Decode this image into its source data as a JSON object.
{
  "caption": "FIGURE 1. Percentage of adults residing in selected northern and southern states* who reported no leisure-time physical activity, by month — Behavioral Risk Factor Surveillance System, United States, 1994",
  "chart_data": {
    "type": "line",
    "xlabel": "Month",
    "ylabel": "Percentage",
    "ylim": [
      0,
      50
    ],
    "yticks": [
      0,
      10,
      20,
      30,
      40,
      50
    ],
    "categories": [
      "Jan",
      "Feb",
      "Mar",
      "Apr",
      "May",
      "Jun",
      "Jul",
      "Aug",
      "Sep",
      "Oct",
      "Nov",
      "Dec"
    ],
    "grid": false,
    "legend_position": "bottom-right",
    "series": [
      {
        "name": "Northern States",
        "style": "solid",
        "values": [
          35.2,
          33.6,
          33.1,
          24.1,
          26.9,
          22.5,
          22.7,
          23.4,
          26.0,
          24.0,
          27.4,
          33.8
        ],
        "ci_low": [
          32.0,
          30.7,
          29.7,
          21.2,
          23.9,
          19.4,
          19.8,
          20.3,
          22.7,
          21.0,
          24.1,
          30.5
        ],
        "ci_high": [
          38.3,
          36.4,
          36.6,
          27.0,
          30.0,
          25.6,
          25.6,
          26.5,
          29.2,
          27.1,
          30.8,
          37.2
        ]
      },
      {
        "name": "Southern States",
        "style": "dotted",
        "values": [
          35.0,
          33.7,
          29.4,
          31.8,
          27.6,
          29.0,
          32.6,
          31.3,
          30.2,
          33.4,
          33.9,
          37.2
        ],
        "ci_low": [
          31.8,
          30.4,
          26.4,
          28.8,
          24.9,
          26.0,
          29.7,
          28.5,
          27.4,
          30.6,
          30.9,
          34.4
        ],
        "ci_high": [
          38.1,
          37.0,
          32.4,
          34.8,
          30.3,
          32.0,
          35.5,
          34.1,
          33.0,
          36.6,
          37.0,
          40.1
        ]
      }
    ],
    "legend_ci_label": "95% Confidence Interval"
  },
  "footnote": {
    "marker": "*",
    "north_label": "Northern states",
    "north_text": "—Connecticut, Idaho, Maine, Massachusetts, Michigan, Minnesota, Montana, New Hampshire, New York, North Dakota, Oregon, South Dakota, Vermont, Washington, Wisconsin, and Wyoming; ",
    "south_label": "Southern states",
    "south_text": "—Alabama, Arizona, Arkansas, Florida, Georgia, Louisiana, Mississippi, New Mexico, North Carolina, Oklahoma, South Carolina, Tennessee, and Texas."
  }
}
==
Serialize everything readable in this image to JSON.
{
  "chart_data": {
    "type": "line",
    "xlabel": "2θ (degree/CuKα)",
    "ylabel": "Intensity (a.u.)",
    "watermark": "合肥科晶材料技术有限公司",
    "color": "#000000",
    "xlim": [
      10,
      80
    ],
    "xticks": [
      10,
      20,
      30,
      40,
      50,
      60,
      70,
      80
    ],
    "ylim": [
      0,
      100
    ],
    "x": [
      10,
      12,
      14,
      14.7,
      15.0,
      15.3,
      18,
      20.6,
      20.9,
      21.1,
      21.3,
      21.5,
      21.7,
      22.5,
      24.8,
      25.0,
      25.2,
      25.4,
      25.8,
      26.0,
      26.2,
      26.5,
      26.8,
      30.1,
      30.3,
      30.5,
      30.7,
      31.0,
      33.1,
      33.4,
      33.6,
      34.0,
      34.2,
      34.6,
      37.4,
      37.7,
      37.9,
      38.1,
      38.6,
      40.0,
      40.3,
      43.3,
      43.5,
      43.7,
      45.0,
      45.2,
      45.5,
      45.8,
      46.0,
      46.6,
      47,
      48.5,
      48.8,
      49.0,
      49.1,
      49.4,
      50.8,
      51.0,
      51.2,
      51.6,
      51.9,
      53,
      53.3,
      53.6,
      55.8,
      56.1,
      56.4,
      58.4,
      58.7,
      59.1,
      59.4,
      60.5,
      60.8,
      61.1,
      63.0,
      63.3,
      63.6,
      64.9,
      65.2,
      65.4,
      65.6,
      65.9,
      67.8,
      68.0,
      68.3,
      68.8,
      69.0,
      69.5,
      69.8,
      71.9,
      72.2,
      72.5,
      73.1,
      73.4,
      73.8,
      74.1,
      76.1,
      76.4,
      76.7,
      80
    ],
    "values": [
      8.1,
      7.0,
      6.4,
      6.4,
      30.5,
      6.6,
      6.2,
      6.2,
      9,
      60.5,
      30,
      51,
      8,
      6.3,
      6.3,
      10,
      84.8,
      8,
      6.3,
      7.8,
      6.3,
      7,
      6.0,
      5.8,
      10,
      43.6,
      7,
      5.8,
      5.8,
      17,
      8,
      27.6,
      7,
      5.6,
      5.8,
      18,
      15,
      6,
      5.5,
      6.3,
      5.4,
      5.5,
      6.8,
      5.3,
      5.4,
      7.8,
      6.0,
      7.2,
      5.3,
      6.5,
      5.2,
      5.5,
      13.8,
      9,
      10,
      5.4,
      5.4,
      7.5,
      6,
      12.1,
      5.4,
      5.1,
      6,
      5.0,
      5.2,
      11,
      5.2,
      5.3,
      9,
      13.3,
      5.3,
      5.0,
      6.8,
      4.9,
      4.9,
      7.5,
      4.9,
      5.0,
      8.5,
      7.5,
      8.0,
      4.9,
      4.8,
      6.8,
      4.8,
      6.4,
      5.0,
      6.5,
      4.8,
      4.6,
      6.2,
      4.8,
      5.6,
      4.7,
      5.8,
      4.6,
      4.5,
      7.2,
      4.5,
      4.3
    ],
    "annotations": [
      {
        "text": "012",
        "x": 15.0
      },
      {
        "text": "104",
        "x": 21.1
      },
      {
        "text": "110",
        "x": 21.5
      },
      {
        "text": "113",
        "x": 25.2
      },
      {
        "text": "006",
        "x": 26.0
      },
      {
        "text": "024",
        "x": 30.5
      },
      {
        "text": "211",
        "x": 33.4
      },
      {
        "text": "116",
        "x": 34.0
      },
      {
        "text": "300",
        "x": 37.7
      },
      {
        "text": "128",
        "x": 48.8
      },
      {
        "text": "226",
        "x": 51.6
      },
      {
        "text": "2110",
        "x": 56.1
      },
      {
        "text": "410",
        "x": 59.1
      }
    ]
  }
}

◆ **WHAT YOU ARE ASKED TO DO**
Take every line from the data above that holds "name" and copy it out.

◆ **FULL ANSWER**
        "name": "Northern States",
        "name": "Southern States",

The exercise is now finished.